- The problem -
Locate the word "夏送清凉" in the entries below, then gather every line that holds it.
══ Records to use ══
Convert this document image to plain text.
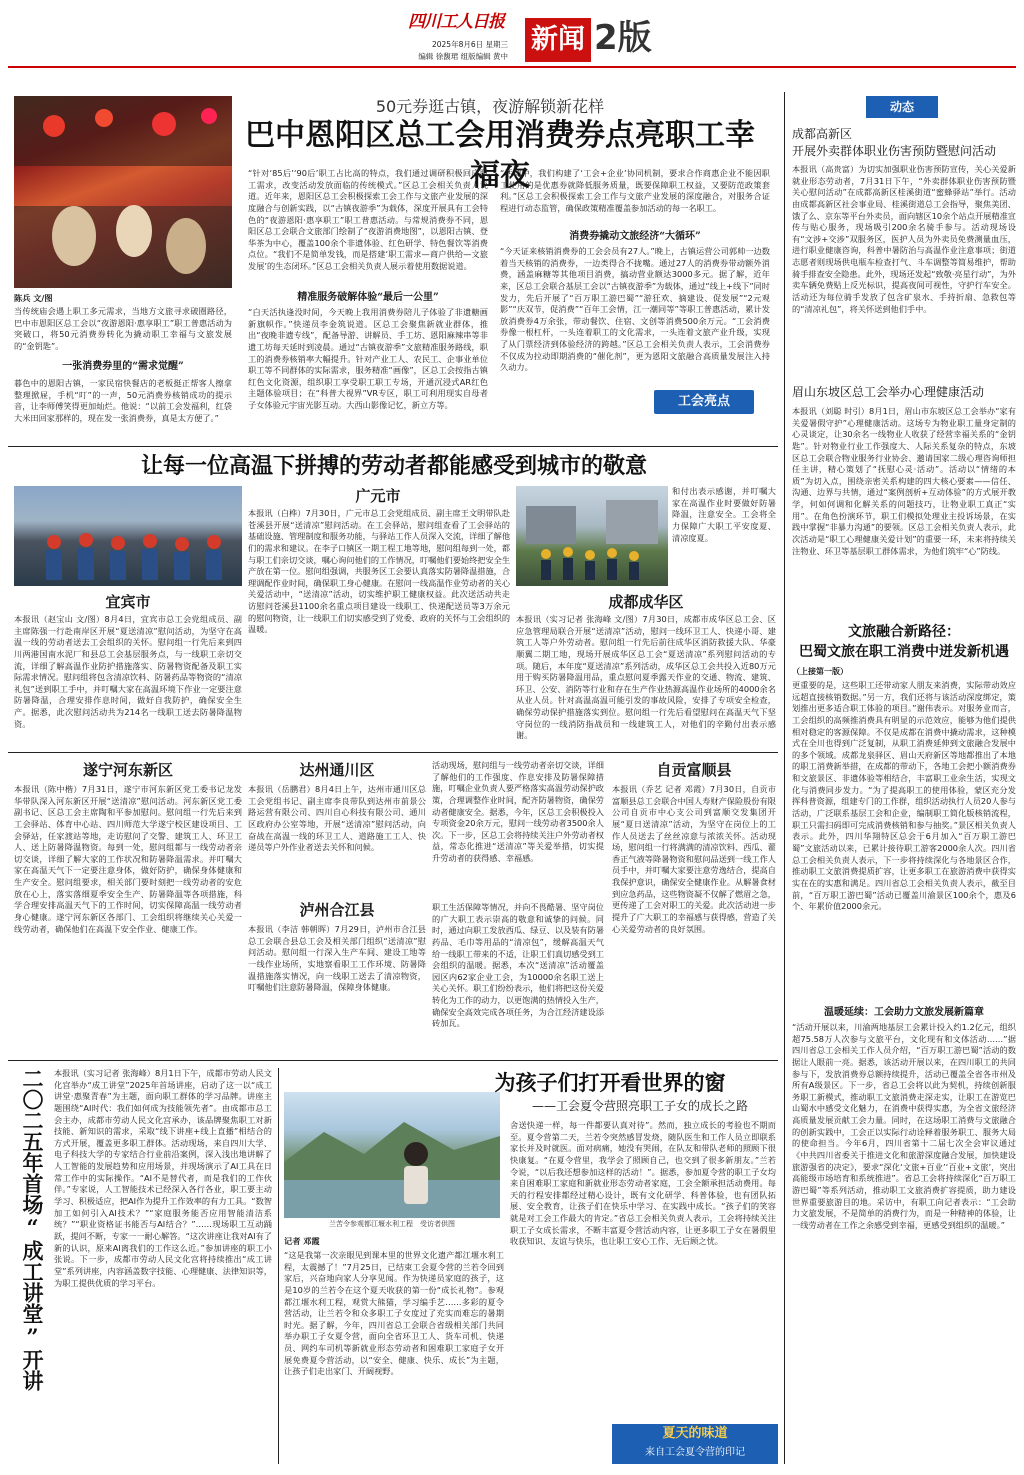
四川工人日报
2025年8月6日 星期三
编辑 徐馥珺 组版编辑 黄中
新闻 2版
陈兵 文/图
当传统庙会遇上职工多元需求，当地方文旅寻求破圈路径，巴中市恩阳区总工会以“夜游恩阳·惠享职工”职工普惠活动为突破口，将50元消费券转化为撬动职工幸福与文旅发展的“金钥匙”。
一张消费券里的“需求觉醒”
暮色中的恩阳古镇，一家民宿快餐店的老板挺正帮客人擦拿整理掀屉，手机“叮”的一声，50元消费券核销成功的提示音，让李师傅笑得更加灿烂。他说：“以前工会发福利，红袋大米田回家那样的，现在发一张消费券，真是太方便了。”
50元券逛古镇，夜游解锁新花样
巴中恩阳区总工会用消费券点亮职工幸福夜
“针对‘85后’‘90后’职工占比高的特点，我们通过调研积极回应职工需求，改变活动发放面临的传统模式。”区总工会相关负责人说道。近年来，恩阳区总工会积极探索工会工作与文旅产业发展的深度融合与创新实践，以“古镇夜游季”为载体，深度开展具有工会特色的“夜游恩阳·惠享职工”职工普惠活动。与常规消费券不同，恩阳区总工会联合文旅部门绘制了“夜游消费地图”，以恩阳古镇、登华茶为中心，覆盖100余个非遗体验、红色研学、特色餐饮等消费点位。“我们不是简单发钱，而是搭建‘职工需求—商户供给—文旅发展’的生态闭环。”区总工会相关负责人展示着使用数据说道。
精准服务破解体验“最后一公里”
“白天活执逢没时间，今天晚上我用消费券陪儿子体验了非遗糖画新旗帜作。”快递员李金筑说道。区总工会聚焦新就业群体，推出“夜晚非遗专线”，配备导游、讲解员、手工坊、恩阳麻辣串等非遗工坊每天延时到凌晨。通过“古镇夜游季”文旅精准服务路线，职工的消费券核销率大幅提升。针对产业工人、农民工、企事业单位职工等不同群体的实际需求，服务精准“画像”，区总工会按指古镇红色文化资源，组织职工享受职工职工专场，开通沉浸式AR红色主题体验项目；在“科普大视界”VR专区，职工可利用现实自母者子女体验元宇宙光影互动。大西山影像记忆，新立方等。
“活动中，我们构建了‘工会+企业’协同机制，要求合作商惠企业不能因职工使用的是优惠券就降低服务质量，既要保障职工权益，又要防范政策套利。”区总工会积极探索工会工作与文旅产业发展的深度融合，对服务合证程进行动态监管，确保政策精准覆盖参加活动的每一名职工。
消费券撬动文旅经济“大循环”
“今天证来核销消费券的工会会员有27人。”晚上，古镇运营公司郭帅一边数着当天核销的消费券，一边类得合不拢嘴。通过27人的消费券带动额外消费，涵盖麻糖等其他项目消费，搞动营业额达3000多元。据了解，近年来，区总工会联合基层工会以“古镇夜游季”为载体，通过“线上+线下”同时发力，先后开展了“百万职工游巴蜀”“游狂欢、摘建设、促发展”“2元观影”“庆双节，促消费”“百年工会情，江一潮同等”等职工普惠活动，累计发放消费券4万余张，带动餐饮、住宿、文创等消费500余万元。“工会消费券像一根杠杆，一头连着职工的文化需求，一头连着文旅产业升级，实现了从门票经济到体验经济的跨越。”区总工会相关负责人表示，工会消费券不仅成为拉动即期消费的“催化剂”，更为恩阳文旅融合高质量发展注入持久动力。
工会亮点
让每一位高温下拼搏的劳动者都能感受到城市的敬意
宜宾市
本报讯（赵宝山 文/图）8月4日，宜宾市总工会党组成员、副主席陈强一行赴南岸区开展“夏送清凉”慰问活动，为坚守在高温一线的劳动者送去工会组织的关怀。慰问组一行先后来到四川两港国南水泥厂和县总工会基层服务点，与一线职工亲切交流，详细了解高温作业防护措施落实、防暑物资配备及职工实际需求情况。慰问组将包含清凉饮料、防暑药品等物资的“清凉礼包”送到职工手中，并叮嘱大家在高温环境下作业一定要注意防暑降温，合理安排作息时间，做好自我防护，确保安全生产。据悉，此次慰问活动共为214名一线职工送去防暑降温物资。
广元市
本报讯（白桦）7月30日，广元市总工会党组成员、副主席王文明带队赴苍溪县开展“送清凉”慰问活动。在工会驿站，慰问组查看了工会驿站的基础设施、管理制度和服务功能，与驿站工作人员深入交流，详细了解他们的需求和建议。在李子口镇区一期工程工地等地，慰问组每到一处，都与职工们亲切交谈，嘱心询问他们的工作情况，叮嘱他们要始终把安全生产放在第一位。慰问组强调，共服务区工会要认真落实防暑降温措施，合理调配作业时间，确保职工身心健康。在慰问一线高温作业劳动者的关心关爱活动中，“送清凉”活动，切实维护职工健康权益。此次送活动共走访慰问苍溪县1100余名重点项目建设一线职工、快递配送员等3万余元的慰问物资，让一线职工们切实感受到了党委、政府的关怀与工会组织的温暖。
和付出表示感谢，并叮嘱大家在高温作业时要做好防暑降温，注意安全。工会将全力保障广大职工平安度夏、清凉度夏。
成都成华区
本报讯（实习记者 张海峰 文/图）7月30日，成都市成华区总工会、区应急管理局联合开展“送清凉”活动，慰问一线环卫工人、快递小哥、建筑工人等户外劳动者。慰问组一行先后前往成华区消防救援大队、华豪顺翼二期工地，现场开展成华区总工会“夏送清凉”系列慰问活动的专项。随后，本年度“夏送清凉”系列活动，成华区总工会共投入近80万元用于购买防暑降温用品，重点慰问夏季露天作业的交通、物流、建筑、环卫、公安、消防等行业和存在生产作业热源高温作业场所的4000余名从业人员。针对高温高温可能引发的事故风险，安排了专项安全检查，确保劳动保护措施落实到位。慰问组一行先后看望慰问在高温天气下坚守岗位的一线消防指战员和一线建筑工人，对他们的辛勤付出表示感谢。
遂宁河东新区
本报讯（陈中楷）7月31日，遂宁市河东新区党工委书记龙发华带队深入河东新区开展“送清凉”慰问活动。河东新区党工委副书记、区总工会主席陶和平参加慰问。慰问组一行先后来到工会驿站、体育中心站、四川师范大学遂宁校区建设项目、工会驿站，任家渡站等地，走访慰问了交警、建筑工人、环卫工人、送上防暑降温物资。每到一处，慰问组都与一线劳动者亲切交谈，详细了解大家的工作状况和防暑降温需求。并叮嘱大家在高温天气下一定要注意身体，做好防护，确保身体健康和生产安全。慰问组要求，相关部门要时刻把一线劳动者的安危放在心上，落实落细夏季安全生产、防暑降温等各项措施，科学合理安排高温天气下的工作时间，切实保障高温一线劳动者身心健康。遂宁河东新区各部门、工会组织将继续关心关爱一线劳动者，确保他们在高温下安全作业、健康工作。
达州通川区
本报讯（岳鹏君）8月4日上午，达州市通川区总工会党组书记、副主席李良带队到达州市前景公路运营有限公司、四川自心科技有限公司、通川区政府办公室等地，开展“送清凉”慰问活动，向奋战在高温一线的环卫工人、道路施工工人、快递员等户外作业者送去关怀和问候。
泸州合江县
本报讯（李洁 韩朝晖）7月29日，泸州市合江县总工会联合县总工会及相关部门组织“送清凉”慰问活动。慰问组一行深入生产车间、建设工地等一线作业场所，实地察看职工工作环境、防暑降温措施落实情况，向一线职工送去了清凉物资，叮嘱他们注意防暑降温，保障身体健康。
活动现场，慰问组与一线劳动者亲切交谈，详细了解他们的工作强度、作息安排及防暑保障措施，叮嘱企业负责人要严格落实高温劳动保护政策，合理调整作业时间，配齐防暑物资，确保劳动者健康安全。据悉，今年，区总工会积极投入专项资金20余万元，慰问一线劳动者3500余人次。下一步，区总工会将持续关注户外劳动者权益，常态化推进“送清凉”等关爱举措，切实提升劳动者的获得感、幸福感。
职工生活保障等情况，并向不畏酷暑、坚守岗位的广大职工表示崇高的敬意和诚挚的问候。同时，通过向职工发放西瓜、绿豆、以及装有防暑药品、毛巾等用品的“清凉包”，缓解高温天气给一线职工带来的不适，让职工们真切感受到工会组织的温暖。据悉，本次“送清凉”活动覆盖园区内62家企业工会，为10000余名职工送上关心关怀。职工们纷纷表示，他们将把这份关爱转化为工作的动力，以更饱满的热情投入生产，确保安全高效完成各项任务，为合江经济建设添砖加瓦。
自贡富顺县
本报讯（乔艺 记者 邓霞）7月30日，自贡市富顺县总工会联合中国人寿财产保险股份有限公司自贡市中心支公司到富顺交发集团开展“夏日送清凉”活动，为坚守在岗位上的工作人员送去了丝丝凉意与浓浓关怀。活动现场，慰问组一行将满满的清凉饮料、西瓜、藿香正气液等降暑物资和慰问品送到一线工作人员手中，并叮嘱大家要注意劳逸结合，提高自我保护意识，确保安全健康作业。从解暑食材到应急药品，这些物资凝不仅解了燃眉之急，更传递了工会对职工的关爱。此次活动进一步提升了广大职工的幸福感与获得感，营造了关心关爱劳动者的良好氛围。
动态
成都高新区
开展外卖群体职业伤害预防暨慰问活动
本报讯（高贵富）为切实加强职业伤害预防宣传，关心关爱新就业形态劳动者，7月31日下午，“外卖群体职业伤害预防暨关心慰问活动”在成都高新区桂溪街道“蜜蜂驿站”举行。活动由成都高新区社会事业局、桂溪街道总工会指导，聚焦美团、饿了么、京东等平台外卖员，面向辖区10余个站点开展精准宣传与贴心服务，现场吸引200余名骑手参与。活动现场设有“文涉+交涉”双服务区，医护人员为外卖员免费测量血压，进行职业健康咨询，科普中暑防治与高温作业注意事项；街道志愿者则现场供电瓶车检查打气、斗车调整等简易维护，帮助骑手排查安全隐患。此外，现场还发起“致敬·亮星行动”，为外卖车辆免费贴上反光标识，提高夜间可视性，守护行车安全。活动还为每位骑手发放了包含矿泉水、手持折扇、急救包等的“清凉礼包”，将关怀送到他们手中。
眉山东坡区总工会举办心理健康活动
本报讯（刘聪 时引）8月1日，眉山市东坡区总工会举办“家有关爱暑假守护”心理健康活动。这场专为物业职工量身定制的心灵谈定，让30余名一线物业人收获了经营幸福关系的“金钥匙”。针对物业行业工作强度大、人际关系复杂的特点，东坡区总工会联合物业服务行业协会、邀请国家二级心理咨询师担任主讲，精心策划了“抚慰心灵·活动”。活动以“情绪的本质”为切入点，围绕亲密关系构建的四大核心要素——信任、沟通、边界与共情，通过“案例剖析+互动体验”的方式展开教学，何如何调和化解关系的问题技巧，让物业职工真正“实用”。在角色扮演环节，职工们模拟处理业主投诉场景，在实践中掌握“非暴力沟通”的要领。区总工会相关负责人表示，此次活动是“职工心理健康关爱计划”的重要一环，未来将持续关注物业、环卫等基层职工群体需求，为他们筑牢“心”防线。
文旅融合新路径：
巴蜀文旅在职工消费中迸发新机遇
（上接第一版）
更重要的是，这些职工还带动家人朋友来消费，实际带动效应远超直接核销数据。”另一方，我们还将与该活动深度绑定，策划推出更多适合职工体验的项目。”谢伟表示。对服务业而言，工会组织的高频推消费具有明显的示范效应，能够为他们提供相对稳定的客源保障。不仅是成都在消费中撬动需求，这种模式在全川也得到广泛复制，从职工消费延伸到文旅融合发展中的多个领域。成都龙泉驿区、眉山天府新区等地都推出了本地的职工消费新举措，在成都的带动下，各地工会把小额消费券和文旅景区、非遗体验等相结合，丰富职工业余生活，实现文化与消费同步发力。“为了提高职工的使用体验，蒙区充分发挥科普资源，组建专门的工作群，组织活动执行人员20人参与活动，广泛联系基层工会和企业，编制职工简化版核销流程，职工只需扫码即可完成消费核销和参与抽奖。”景区相关负责人表示。此外，四川华翔特区总会于6月加入“百万职工游巴蜀”文旅活动以来，已累计接待职工游客2000余人次。四川省总工会相关负责人表示，下一步将持续深化与各地景区合作，推动职工文旅消费提质扩容，让更多职工在旅游消费中获得实实在在的实惠和满足。四川省总工会相关负责人表示，截至目前，“百万职工游巴蜀”活动已覆盖川渝景区100余个，惠及6个、年累价值2000余元。
温暖延续：工会助力文旅发展新篇章
“活动开展以来，川渝两地基层工会累计投入约1.2亿元，组织超75.58万人次参与文旅平台，文化现有和文体活动……”据四川省总工会相关工作人员介绍，“百万职工游巴蜀”活动的数据让人眼前一亮。据悉，该活动开展以来，在四川职工的共同参与下，发放消费券总额持续提升，活动已覆盖全省各市州及所有A级景区。下一步，省总工会将以此为契机，持续创新服务职工新模式，推动职工文旅消费走深走实，让职工在游览巴山蜀水中感受文化魅力，在消费中获得实惠，为全省文旅经济高质量发展贡献工会力量。同时，在这场职工消费与文旅融合的创新实践中，工会正以实际行动诠释着服务职工、服务大局的使命担当。今年6月，四川省第十二届七次全会审议通过《中共四川省委关于推进文化和旅游深度融合发展，加快建设旅游强省的决定》，要求“深化‘文旅+百业’‘百业+文旅’，突出高能级市场培育和系统推进”。省总工会将持续深化“百万职工游巴蜀”等系列活动，推动职工文旅消费扩容提质，助力建设世界重要旅游目的地。采访中，有职工向记者表示：“工会助力文旅发展，不是简单的消费行为，而是一种精神的体验，让一线劳动者在工作之余感受到幸福，更感受到组织的温暖。”
二〇二五年首场“成工讲堂”开讲 本报讯（实习记者 张海峰）8月1日下午，成都市劳动人民文化宫举办“成工讲堂”2025年首场讲座，启动了这一以“成工讲堂·惠聚青春”为主题，面向职工群体的学习品牌。讲座主题围绕“AI时代：我们如何成为技能领先者”。由成都市总工会主办，成都市劳动人民文化宫承办，该品牌聚焦职工对新技能、新知识的需求，采取“线下讲座+线上直播”相结合的方式开展，覆盖更多职工群体。活动现场，来自四川大学、电子科技大学的专家结合行业前沿案例，深入浅出地讲解了人工智能的发展趋势和应用场景，并现场演示了AI工具在日常工作中的实际操作。“AI不是替代者，而是我们的工作伙伴。”专家说，人工智能技术已经深入各行各业，职工要主动学习、积极适应，把AI作为提升工作效率的有力工具。“数智加工如何引入AI技术？”“家庭服务能否应用智能清洁系统？”“职业资格证书能否与AI结合？”……现场职工互动踊跃，提问不断，专家一一耐心解答。“这次讲座让我对AI有了新的认识，原来AI离我们的工作这么近。”参加讲座的职工小张说。下一步，成都市劳动人民文化宫将持续推出“成工讲堂”系列讲座，内容涵盖数字技能、心理健康、法律知识等，为职工提供优质的学习平台。
兰苦令参观都江堰水利工程　受访者供图
为孩子们打开看世界的窗
——工会夏令营照亮职工子女的成长之路
记者 邓霞
“这是我第一次亲眼见到课本里的世界文化遗产都江堰水利工程，太震撼了！”7月25日，已结束工会夏令营的兰若令回到家后，兴奋地向家人分享见闻。作为快递员家庭的孩子，这是10岁的兰若令在这个夏天收获的第一份“成长礼物”。参观都江堰水利工程，观赏大熊猫，学习编手艺……多彩的夏令营活动，让兰若令和众多职工子女度过了充实而难忘的暑期时光。据了解，今年，四川省总工会联合省级相关部门共同举办职工子女夏令营，面向全省环卫工人、货车司机、快递员、网约车司机等新就业形态劳动者和困难职工家庭子女开展免费夏令营活动，以“安全、健康、快乐、成长”为主题，让孩子们走出家门、开阔视野。
舍送快递一样，每一件都要认真对待”。然而，独立成长的考验也不期而至。夏令营第二天，兰若令突然感冒发烧，随队医生和工作人员立即联系家长并及时就医。面对病痛，她没有哭闹，在队友和带队老师的照顾下很快康复。“在夏令营里，我学会了照顾自己，也交到了很多新朋友。”兰若令说，“以后我还想参加这样的活动！”。据悉，参加夏令营的职工子女均来自困难职工家庭和新就业形态劳动者家庭，工会全额承担活动费用。每天的行程安排都经过精心设计，既有文化研学、科普体验，也有团队拓展、安全教育，让孩子们在快乐中学习、在实践中成长。“孩子们的笑容就是对工会工作最大的肯定。”省总工会相关负责人表示，工会将持续关注职工子女成长需求，不断丰富夏令营活动内容，让更多职工子女在暑假里收获知识、友谊与快乐，也让职工安心工作、无后顾之忧。
夏天的味道
来自工会夏令营的印记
═══
- Exercise answer -
本报讯（赵宝山 文/图）8月4日，宜宾市总工会党组成员、副主席陈强一行赴南岸区开展“夏送清凉”慰问活动，为坚守在高温一线的劳动者送去工会组织的关怀。慰问组一行先后来到四川两港国南水泥厂和县总工会基层服务点，与一线职工亲切交流，详细了解高温作业防护措施落实、防暑物资配备及职工实际需求情况。慰问组将包含清凉饮料、防暑药品等物资的“清凉礼包”送到职工手中，并叮嘱大家在高温环境下作业一定要注意防暑降温，合理安排作息时间，做好自我防护，确保安全生产。据悉，此次慰问活动共为214名一线职工送去防暑降温物资。
本报讯（实习记者 张海峰 文/图）7月30日，成都市成华区总工会、区应急管理局联合开展“送清凉”活动，慰问一线环卫工人、快递小哥、建筑工人等户外劳动者。慰问组一行先后前往成华区消防救援大队、华豪顺翼二期工地，现场开展成华区总工会“夏送清凉”系列慰问活动的专项。随后，本年度“夏送清凉”系列活动，成华区总工会共投入近80万元用于购买防暑降温用品，重点慰问夏季露天作业的交通、物流、建筑、环卫、公安、消防等行业和存在生产作业热源高温作业场所的4000余名从业人员。针对高温高温可能引发的事故风险，安排了专项安全检查，确保劳动保护措施落实到位。慰问组一行先后看望慰问在高温天气下坚守岗位的一线消防指战员和一线建筑工人，对他们的辛勤付出表示感谢。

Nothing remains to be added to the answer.